◆ WHAT IS NEEDED: Reproduce all of the data exactly.

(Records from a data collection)
+ + + + +
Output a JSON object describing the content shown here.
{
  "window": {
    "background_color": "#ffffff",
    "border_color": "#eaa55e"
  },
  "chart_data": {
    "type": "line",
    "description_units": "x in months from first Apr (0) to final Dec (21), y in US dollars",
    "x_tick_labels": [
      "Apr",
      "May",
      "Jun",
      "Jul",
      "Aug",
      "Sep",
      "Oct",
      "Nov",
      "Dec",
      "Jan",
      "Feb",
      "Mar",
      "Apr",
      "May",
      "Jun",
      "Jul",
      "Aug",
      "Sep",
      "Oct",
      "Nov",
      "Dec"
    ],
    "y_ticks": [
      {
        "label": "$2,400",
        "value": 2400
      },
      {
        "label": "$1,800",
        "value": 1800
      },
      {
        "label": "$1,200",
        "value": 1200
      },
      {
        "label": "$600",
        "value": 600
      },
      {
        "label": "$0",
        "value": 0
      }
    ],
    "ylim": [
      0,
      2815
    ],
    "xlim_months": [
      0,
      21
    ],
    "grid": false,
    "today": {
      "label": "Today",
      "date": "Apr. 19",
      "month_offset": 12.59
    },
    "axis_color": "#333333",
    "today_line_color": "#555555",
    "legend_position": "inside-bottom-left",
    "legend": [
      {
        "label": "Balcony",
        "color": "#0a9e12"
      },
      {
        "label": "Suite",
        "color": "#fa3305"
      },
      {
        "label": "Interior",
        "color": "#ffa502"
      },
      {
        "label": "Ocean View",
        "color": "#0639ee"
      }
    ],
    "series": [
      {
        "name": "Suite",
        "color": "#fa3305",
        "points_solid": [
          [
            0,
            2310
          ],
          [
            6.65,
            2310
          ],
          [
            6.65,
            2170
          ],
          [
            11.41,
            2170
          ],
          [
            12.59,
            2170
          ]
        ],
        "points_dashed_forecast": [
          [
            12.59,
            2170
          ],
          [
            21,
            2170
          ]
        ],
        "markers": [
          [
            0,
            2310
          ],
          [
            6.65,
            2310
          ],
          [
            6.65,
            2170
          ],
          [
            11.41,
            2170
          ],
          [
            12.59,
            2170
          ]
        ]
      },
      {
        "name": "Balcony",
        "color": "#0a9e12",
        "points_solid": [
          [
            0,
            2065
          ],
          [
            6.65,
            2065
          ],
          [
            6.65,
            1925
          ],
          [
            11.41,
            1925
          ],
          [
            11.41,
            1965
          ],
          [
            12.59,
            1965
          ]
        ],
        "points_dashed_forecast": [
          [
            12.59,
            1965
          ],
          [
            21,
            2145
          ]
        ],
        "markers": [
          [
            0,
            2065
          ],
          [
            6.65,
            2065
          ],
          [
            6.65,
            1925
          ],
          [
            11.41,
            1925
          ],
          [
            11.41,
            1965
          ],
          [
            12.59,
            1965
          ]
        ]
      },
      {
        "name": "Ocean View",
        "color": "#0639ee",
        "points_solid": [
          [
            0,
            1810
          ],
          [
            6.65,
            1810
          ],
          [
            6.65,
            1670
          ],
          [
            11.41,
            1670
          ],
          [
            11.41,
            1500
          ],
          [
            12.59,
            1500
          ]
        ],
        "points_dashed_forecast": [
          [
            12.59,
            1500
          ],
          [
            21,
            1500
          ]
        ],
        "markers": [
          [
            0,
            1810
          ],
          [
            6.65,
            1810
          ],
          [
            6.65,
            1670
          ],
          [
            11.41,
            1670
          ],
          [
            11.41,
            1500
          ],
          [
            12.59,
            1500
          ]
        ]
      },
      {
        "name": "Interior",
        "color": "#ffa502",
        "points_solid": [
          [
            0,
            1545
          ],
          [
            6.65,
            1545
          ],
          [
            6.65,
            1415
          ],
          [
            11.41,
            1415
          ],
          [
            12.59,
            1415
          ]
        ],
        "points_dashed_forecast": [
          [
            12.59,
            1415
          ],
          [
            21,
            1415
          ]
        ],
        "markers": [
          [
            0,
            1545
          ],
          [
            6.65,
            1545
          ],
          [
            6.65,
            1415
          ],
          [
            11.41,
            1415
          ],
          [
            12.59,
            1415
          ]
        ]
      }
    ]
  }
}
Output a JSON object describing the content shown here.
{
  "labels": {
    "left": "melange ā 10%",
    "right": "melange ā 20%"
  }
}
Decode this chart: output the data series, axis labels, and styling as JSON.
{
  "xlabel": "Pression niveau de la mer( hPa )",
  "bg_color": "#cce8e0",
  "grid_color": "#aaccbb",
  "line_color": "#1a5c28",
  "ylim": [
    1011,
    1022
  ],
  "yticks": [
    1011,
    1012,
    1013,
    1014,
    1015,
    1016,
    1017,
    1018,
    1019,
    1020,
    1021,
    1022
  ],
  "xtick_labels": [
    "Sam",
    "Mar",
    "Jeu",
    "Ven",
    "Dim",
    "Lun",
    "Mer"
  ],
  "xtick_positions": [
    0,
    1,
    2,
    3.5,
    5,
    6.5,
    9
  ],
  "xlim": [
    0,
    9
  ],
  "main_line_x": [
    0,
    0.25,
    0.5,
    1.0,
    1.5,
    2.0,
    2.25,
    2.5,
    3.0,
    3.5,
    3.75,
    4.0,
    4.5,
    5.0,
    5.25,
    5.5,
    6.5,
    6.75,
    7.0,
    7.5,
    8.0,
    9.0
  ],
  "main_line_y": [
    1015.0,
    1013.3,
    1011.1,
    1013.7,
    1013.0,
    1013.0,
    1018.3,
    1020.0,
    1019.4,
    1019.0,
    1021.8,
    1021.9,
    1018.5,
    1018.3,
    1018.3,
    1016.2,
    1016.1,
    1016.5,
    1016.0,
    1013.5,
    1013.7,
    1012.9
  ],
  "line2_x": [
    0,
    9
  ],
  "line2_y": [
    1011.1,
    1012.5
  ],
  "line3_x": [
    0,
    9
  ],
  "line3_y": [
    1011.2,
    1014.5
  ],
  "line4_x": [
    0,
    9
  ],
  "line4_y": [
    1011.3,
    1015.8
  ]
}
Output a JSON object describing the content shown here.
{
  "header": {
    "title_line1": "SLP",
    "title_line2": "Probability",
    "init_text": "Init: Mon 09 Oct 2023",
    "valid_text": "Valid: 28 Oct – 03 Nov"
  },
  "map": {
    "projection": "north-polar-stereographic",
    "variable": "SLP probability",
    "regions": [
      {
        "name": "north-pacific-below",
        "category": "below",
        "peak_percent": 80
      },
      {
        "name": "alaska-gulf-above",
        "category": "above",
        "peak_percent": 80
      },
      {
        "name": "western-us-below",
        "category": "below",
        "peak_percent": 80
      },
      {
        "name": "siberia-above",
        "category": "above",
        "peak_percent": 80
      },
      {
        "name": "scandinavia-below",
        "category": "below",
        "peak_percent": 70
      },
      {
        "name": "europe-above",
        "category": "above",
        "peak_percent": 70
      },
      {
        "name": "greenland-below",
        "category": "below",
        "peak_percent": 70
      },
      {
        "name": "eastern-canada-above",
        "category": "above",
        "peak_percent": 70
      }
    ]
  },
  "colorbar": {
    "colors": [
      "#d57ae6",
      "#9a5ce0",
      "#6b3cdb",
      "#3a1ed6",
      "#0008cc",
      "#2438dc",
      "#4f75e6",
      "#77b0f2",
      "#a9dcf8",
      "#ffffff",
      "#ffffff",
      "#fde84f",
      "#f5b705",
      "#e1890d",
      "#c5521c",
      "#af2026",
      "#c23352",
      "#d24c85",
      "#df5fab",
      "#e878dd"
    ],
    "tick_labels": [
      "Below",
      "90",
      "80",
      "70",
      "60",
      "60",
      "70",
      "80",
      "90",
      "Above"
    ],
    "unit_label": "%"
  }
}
+ + + + +
◆ REPLY:
Output a JSON object describing the content shown here.
{
  "window": {
    "background_color": "#ffffff",
    "border_color": "#eaa55e"
  },
  "chart_data": {
    "type": "line",
    "description_units": "x in months from first Apr (0) to final Dec (21), y in US dollars",
    "x_tick_labels": [
      "Apr",
      "May",
      "Jun",
      "Jul",
      "Aug",
      "Sep",
      "Oct",
      "Nov",
      "Dec",
      "Jan",
      "Feb",
      "Mar",
      "Apr",
      "May",
      "Jun",
      "Jul",
      "Aug",
      "Sep",
      "Oct",
      "Nov",
      "Dec"
    ],
    "y_ticks": [
      {
        "label": "$2,400",
        "value": 2400
      },
      {
        "label": "$1,800",
        "value": 1800
      },
      {
        "label": "$1,200",
        "value": 1200
      },
      {
        "label": "$600",
        "value": 600
      },
      {
        "label": "$0",
        "value": 0
      }
    ],
    "ylim": [
      0,
      2815
    ],
    "xlim_months": [
      0,
      21
    ],
    "grid": false,
    "today": {
      "label": "Today",
      "date": "Apr. 19",
      "month_offset": 12.59
    },
    "axis_color": "#333333",
    "today_line_color": "#555555",
    "legend_position": "inside-bottom-left",
    "legend": [
      {
        "label": "Balcony",
        "color": "#0a9e12"
      },
      {
        "label": "Suite",
        "color": "#fa3305"
      },
      {
        "label": "Interior",
        "color": "#ffa502"
      },
      {
        "label": "Ocean View",
        "color": "#0639ee"
      }
    ],
    "series": [
      {
        "name": "Suite",
        "color": "#fa3305",
        "points_solid": [
          [
            0,
            2310
          ],
          [
            6.65,
            2310
          ],
          [
            6.65,
            2170
          ],
          [
            11.41,
            2170
          ],
          [
            12.59,
            2170
          ]
        ],
        "points_dashed_forecast": [
          [
            12.59,
            2170
          ],
          [
            21,
            2170
          ]
        ],
        "markers": [
          [
            0,
            2310
          ],
          [
            6.65,
            2310
          ],
          [
            6.65,
            2170
          ],
          [
            11.41,
            2170
          ],
          [
            12.59,
            2170
          ]
        ]
      },
      {
        "name": "Balcony",
        "color": "#0a9e12",
        "points_solid": [
          [
            0,
            2065
          ],
          [
            6.65,
            2065
          ],
          [
            6.65,
            1925
          ],
          [
            11.41,
            1925
          ],
          [
            11.41,
            1965
          ],
          [
            12.59,
            1965
          ]
        ],
        "points_dashed_forecast": [
          [
            12.59,
            1965
          ],
          [
            21,
            2145
          ]
        ],
        "markers": [
          [
            0,
            2065
          ],
          [
            6.65,
            2065
          ],
          [
            6.65,
            1925
          ],
          [
            11.41,
            1925
          ],
          [
            11.41,
            1965
          ],
          [
            12.59,
            1965
          ]
        ]
      },
      {
        "name": "Ocean View",
        "color": "#0639ee",
        "points_solid": [
          [
            0,
            1810
          ],
          [
            6.65,
            1810
          ],
          [
            6.65,
            1670
          ],
          [
            11.41,
            1670
          ],
          [
            11.41,
            1500
          ],
          [
            12.59,
            1500
          ]
        ],
        "points_dashed_forecast": [
          [
            12.59,
            1500
          ],
          [
            21,
            1500
          ]
        ],
        "markers": [
          [
            0,
            1810
          ],
          [
            6.65,
            1810
          ],
          [
            6.65,
            1670
          ],
          [
            11.41,
            1670
          ],
          [
            11.41,
            1500
          ],
          [
            12.59,
            1500
          ]
        ]
      },
      {
        "name": "Interior",
        "color": "#ffa502",
        "points_solid": [
          [
            0,
            1545
          ],
          [
            6.65,
            1545
          ],
          [
            6.65,
            1415
          ],
          [
            11.41,
            1415
          ],
          [
            12.59,
            1415
          ]
        ],
        "points_dashed_forecast": [
          [
            12.59,
            1415
          ],
          [
            21,
            1415
          ]
        ],
        "markers": [
          [
            0,
            1545
          ],
          [
            6.65,
            1545
          ],
          [
            6.65,
            1415
          ],
          [
            11.41,
            1415
          ],
          [
            12.59,
            1415
          ]
        ]
      }
    ]
  }
}
Output a JSON object describing the content shown here.
{
  "labels": {
    "left": "melange ā 10%",
    "right": "melange ā 20%"
  }
}
Decode this chart: output the data series, axis labels, and styling as JSON.
{
  "xlabel": "Pression niveau de la mer( hPa )",
  "bg_color": "#cce8e0",
  "grid_color": "#aaccbb",
  "line_color": "#1a5c28",
  "ylim": [
    1011,
    1022
  ],
  "yticks": [
    1011,
    1012,
    1013,
    1014,
    1015,
    1016,
    1017,
    1018,
    1019,
    1020,
    1021,
    1022
  ],
  "xtick_labels": [
    "Sam",
    "Mar",
    "Jeu",
    "Ven",
    "Dim",
    "Lun",
    "Mer"
  ],
  "xtick_positions": [
    0,
    1,
    2,
    3.5,
    5,
    6.5,
    9
  ],
  "xlim": [
    0,
    9
  ],
  "main_line_x": [
    0,
    0.25,
    0.5,
    1.0,
    1.5,
    2.0,
    2.25,
    2.5,
    3.0,
    3.5,
    3.75,
    4.0,
    4.5,
    5.0,
    5.25,
    5.5,
    6.5,
    6.75,
    7.0,
    7.5,
    8.0,
    9.0
  ],
  "main_line_y": [
    1015.0,
    1013.3,
    1011.1,
    1013.7,
    1013.0,
    1013.0,
    1018.3,
    1020.0,
    1019.4,
    1019.0,
    1021.8,
    1021.9,
    1018.5,
    1018.3,
    1018.3,
    1016.2,
    1016.1,
    1016.5,
    1016.0,
    1013.5,
    1013.7,
    1012.9
  ],
  "line2_x": [
    0,
    9
  ],
  "line2_y": [
    1011.1,
    1012.5
  ],
  "line3_x": [
    0,
    9
  ],
  "line3_y": [
    1011.2,
    1014.5
  ],
  "line4_x": [
    0,
    9
  ],
  "line4_y": [
    1011.3,
    1015.8
  ]
}
Output a JSON object describing the content shown here.
{
  "header": {
    "title_line1": "SLP",
    "title_line2": "Probability",
    "init_text": "Init: Mon 09 Oct 2023",
    "valid_text": "Valid: 28 Oct – 03 Nov"
  },
  "map": {
    "projection": "north-polar-stereographic",
    "variable": "SLP probability",
    "regions": [
      {
        "name": "north-pacific-below",
        "category": "below",
        "peak_percent": 80
      },
      {
        "name": "alaska-gulf-above",
        "category": "above",
        "peak_percent": 80
      },
      {
        "name": "western-us-below",
        "category": "below",
        "peak_percent": 80
      },
      {
        "name": "siberia-above",
        "category": "above",
        "peak_percent": 80
      },
      {
        "name": "scandinavia-below",
        "category": "below",
        "peak_percent": 70
      },
      {
        "name": "europe-above",
        "category": "above",
        "peak_percent": 70
      },
      {
        "name": "greenland-below",
        "category": "below",
        "peak_percent": 70
      },
      {
        "name": "eastern-canada-above",
        "category": "above",
        "peak_percent": 70
      }
    ]
  },
  "colorbar": {
    "colors": [
      "#d57ae6",
      "#9a5ce0",
      "#6b3cdb",
      "#3a1ed6",
      "#0008cc",
      "#2438dc",
      "#4f75e6",
      "#77b0f2",
      "#a9dcf8",
      "#ffffff",
      "#ffffff",
      "#fde84f",
      "#f5b705",
      "#e1890d",
      "#c5521c",
      "#af2026",
      "#c23352",
      "#d24c85",
      "#df5fab",
      "#e878dd"
    ],
    "tick_labels": [
      "Below",
      "90",
      "80",
      "70",
      "60",
      "60",
      "70",
      "80",
      "90",
      "Above"
    ],
    "unit_label": "%"
  }
}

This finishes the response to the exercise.